Für vorläufig vollstreckbar ohne Sicherheitsleistung sind zu erklären:
- 1.
Urteile, die auf Grund eines Anerkenntnisses oder eines Verzichts ergehen; - 2.
Versäumnisurteile und Urteile nach Lage der Akten gegen die säumige Partei gemäß § 331a; - 3.
Urteile, durch die gemäß § 341 der Einspruch als unzulässig verworfen wird; - 4.
Urteile, die im Urkunden-, Wechsel- oder Scheckprozess erlassen werden; - 5.
Urteile, die ein Vorbehaltsurteil, das im Urkunden-, Wechsel- oder Scheckprozess erlassen wurde, für vorbehaltlos erklären; - 6.
Urteile, durch die Arreste oder einstweilige Verfügungen abgelehnt oder aufgehoben werden; - 7.
Urteile in Streitigkeiten zwischen dem Vermieter und dem Mieter oder Untermieter von Wohnräumen oder anderen Räumen oder zwischen dem Mieter und dem Untermieter solcher Räume wegen Überlassung, Benutzung oder Räumung, wegen Fortsetzung des Mietverhältnisses über Wohnraum auf Grund der §§ 574 bis 574b des Bürgerlichen Gesetzbuchs sowie wegen Zurückhaltung der von dem Mieter oder dem Untermieter in die Mieträume eingebrachten Sachen; - 8.
Urteile, die die Verpflichtung aussprechen, Unterhalt, Renten wegen Entziehung einer Unterhaltsforderung oder Renten wegen einer Verletzung des Körpers oder der Gesundheit zu entrichten, soweit sich die Verpflichtung auf die Zeit nach der Klageerhebung und auf das ihr vorausgehende letzte Vierteljahr bezieht; - 9.

=-=-=-=-=

> [Zu bearbeitende Aufgaben]
1. Zitieren Sie aus dem Gesetzestext den Abschnitt, der mit „Versäumnisurteile und Urteile“ beginnt und sich bis einschließlich „verworfen wird; - 4.“ erstreckt.
2. Prüfen Sie, ob die folgenden Aussagen mit dem Gesetzestext übereinstimmen. Beantworten Sie jede mit Ja oder Nein, und zitieren Sie die entscheidenden Worte des Gesetzestextes wörtlich.
(a) Urteile, die im Scheckprozess erlassen werden, sind ohne Sicherheitsleistung für vorläufig vollstreckbar zu erklären.
(b) Urteile, durch die einstweilige Verfügungen erlassen werden, sind ohne Sicherheitsleistung für vorläufig vollstreckbar zu erklären.
(c) Bei Streitigkeiten über die Fortsetzung des Mietverhältnisses über Wohnraum verweist der Gesetzestext auf die §§ 574 bis 574b des Bürgerlichen Gesetzbuchs.
3. Führen Sie den Gesetzestext über die vorläufige Vollstreckbarkeit ohne Sicherheitsleistung im Anschluss an seinen letzten Satz fort.
Für die Bearbeitung sind die Datensätze ohne Bedeutung.

[Anmerkungen zu Elementrahmen]
=-=-=-=-=

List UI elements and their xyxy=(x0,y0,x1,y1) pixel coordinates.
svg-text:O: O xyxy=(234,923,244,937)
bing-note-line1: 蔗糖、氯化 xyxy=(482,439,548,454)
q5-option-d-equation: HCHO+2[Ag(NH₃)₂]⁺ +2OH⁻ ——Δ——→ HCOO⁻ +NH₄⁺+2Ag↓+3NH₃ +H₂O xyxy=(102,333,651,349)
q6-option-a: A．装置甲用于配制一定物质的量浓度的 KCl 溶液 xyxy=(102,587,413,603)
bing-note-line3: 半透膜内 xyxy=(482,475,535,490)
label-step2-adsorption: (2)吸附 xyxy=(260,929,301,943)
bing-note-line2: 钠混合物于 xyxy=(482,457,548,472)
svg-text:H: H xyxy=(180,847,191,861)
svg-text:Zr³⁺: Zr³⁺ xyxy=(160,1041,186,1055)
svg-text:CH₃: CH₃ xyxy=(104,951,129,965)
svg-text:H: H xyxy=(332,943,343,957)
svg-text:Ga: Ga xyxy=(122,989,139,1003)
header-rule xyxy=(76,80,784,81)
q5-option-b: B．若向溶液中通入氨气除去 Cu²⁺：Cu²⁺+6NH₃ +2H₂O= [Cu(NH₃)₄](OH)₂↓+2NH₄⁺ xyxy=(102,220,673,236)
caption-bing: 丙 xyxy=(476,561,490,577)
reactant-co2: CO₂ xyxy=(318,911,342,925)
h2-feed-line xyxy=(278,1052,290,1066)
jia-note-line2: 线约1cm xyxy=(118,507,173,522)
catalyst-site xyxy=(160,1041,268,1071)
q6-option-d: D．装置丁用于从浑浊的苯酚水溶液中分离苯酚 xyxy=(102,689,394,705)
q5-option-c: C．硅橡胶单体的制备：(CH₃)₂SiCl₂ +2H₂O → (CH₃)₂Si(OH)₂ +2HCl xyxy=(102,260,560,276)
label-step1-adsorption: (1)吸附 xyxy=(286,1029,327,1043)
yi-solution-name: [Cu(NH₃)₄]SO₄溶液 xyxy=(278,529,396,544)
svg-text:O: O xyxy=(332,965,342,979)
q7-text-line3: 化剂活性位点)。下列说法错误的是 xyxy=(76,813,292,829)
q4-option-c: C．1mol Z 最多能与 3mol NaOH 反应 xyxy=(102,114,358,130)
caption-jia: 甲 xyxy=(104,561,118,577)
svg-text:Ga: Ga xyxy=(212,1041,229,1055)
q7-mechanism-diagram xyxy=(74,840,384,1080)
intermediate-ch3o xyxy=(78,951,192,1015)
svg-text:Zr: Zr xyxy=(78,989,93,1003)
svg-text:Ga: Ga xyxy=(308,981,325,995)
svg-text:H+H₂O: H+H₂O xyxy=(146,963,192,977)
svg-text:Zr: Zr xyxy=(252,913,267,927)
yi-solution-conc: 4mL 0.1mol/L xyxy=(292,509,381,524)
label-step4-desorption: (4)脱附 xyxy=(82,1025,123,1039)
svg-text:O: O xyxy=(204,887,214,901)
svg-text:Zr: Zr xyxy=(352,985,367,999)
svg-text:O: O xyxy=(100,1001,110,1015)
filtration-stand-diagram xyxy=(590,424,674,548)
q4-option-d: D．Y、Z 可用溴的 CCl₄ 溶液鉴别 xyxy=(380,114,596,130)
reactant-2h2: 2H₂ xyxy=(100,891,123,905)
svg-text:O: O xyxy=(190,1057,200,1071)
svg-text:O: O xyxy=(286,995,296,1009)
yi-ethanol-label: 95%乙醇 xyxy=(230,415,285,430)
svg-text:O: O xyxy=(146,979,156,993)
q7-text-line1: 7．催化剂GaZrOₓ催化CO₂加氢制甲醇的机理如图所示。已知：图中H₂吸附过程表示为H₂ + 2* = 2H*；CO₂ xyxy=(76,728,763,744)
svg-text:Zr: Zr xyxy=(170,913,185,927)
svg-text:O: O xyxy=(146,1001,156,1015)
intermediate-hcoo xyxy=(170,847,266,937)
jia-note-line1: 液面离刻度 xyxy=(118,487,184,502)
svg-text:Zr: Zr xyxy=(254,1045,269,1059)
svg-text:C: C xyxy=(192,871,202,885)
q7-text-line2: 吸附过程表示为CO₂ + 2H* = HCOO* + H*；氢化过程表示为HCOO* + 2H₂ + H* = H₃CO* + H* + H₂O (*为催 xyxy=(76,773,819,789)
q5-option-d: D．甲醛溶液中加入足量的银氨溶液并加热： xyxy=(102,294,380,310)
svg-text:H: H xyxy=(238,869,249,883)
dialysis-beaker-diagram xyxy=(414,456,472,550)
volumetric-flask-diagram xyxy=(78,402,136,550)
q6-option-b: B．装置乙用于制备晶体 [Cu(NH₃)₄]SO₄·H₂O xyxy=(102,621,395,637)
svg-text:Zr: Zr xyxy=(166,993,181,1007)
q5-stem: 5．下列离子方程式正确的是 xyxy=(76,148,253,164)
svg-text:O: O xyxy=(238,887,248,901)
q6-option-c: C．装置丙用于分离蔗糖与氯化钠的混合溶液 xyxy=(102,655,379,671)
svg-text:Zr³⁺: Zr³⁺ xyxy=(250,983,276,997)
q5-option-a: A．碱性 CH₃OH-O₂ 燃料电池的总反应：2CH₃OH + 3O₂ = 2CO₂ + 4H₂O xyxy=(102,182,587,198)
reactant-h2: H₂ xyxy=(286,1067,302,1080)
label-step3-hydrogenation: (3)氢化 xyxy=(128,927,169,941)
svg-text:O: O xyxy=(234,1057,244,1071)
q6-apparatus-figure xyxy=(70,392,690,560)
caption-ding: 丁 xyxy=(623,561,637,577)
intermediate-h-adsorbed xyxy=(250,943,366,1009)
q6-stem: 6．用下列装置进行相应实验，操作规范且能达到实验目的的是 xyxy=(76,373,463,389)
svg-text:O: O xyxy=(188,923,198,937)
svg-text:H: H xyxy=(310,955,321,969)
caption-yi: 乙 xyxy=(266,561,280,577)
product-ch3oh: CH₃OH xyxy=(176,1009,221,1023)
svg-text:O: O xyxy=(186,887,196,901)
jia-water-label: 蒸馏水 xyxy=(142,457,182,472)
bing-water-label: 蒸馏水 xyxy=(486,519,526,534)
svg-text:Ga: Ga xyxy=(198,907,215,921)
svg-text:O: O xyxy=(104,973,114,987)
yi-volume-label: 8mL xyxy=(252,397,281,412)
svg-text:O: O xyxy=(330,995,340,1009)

=-=-=-=-=

> [Die Lösungen]
1.
Versäumnisurteile und Urteile nach Lage der Akten gegen die säumige Partei gemäß § 331a; - 3.
Urteile, durch die gemäß § 341 der Einspruch als unzulässig verworfen wird; - 4.

2.
(a) Ja: „Urteile, die im Urkunden-, Wechsel- oder Scheckprozess erlassen werden“
(b) Nein: „Urteile, durch die Arreste oder einstweilige Verfügungen abgelehnt oder aufgehoben werden“
(c) Ja: „wegen Fortsetzung des Mietverhältnisses über Wohnraum auf Grund der §§ 574 bis 574b des Bürgerlichen Gesetzbuchs“

3.
Urteile nach §§ 861, 862 des Bürgerlichen Gesetzbuchs auf Wiedereinräumung des Besitzes oder auf Beseitigung oder Unterlassung einer Besitzstörung; - 10.
Berufungsurteile in vermögensrechtlichen Streitigkeiten. Wird die Berufung durch Urteil oder Beschluss gemäß § 522 Absatz 2 zurückgewiesen, ist auszusprechen, dass das angefochtene Urteil ohne Sicherheitsleistung vorläufig vollstreckbar ist; - 11.
andere Urteile in vermögensrechtlichen Streitigkeiten, wenn der Gegenstand der Verurteilung in der Hauptsache 1.250 Euro nicht übersteigt oder wenn nur die Entscheidung über die Kosten vollstreckbar ist und eine Vollstreckung im Wert von nicht mehr als 1.500 Euro ermöglicht.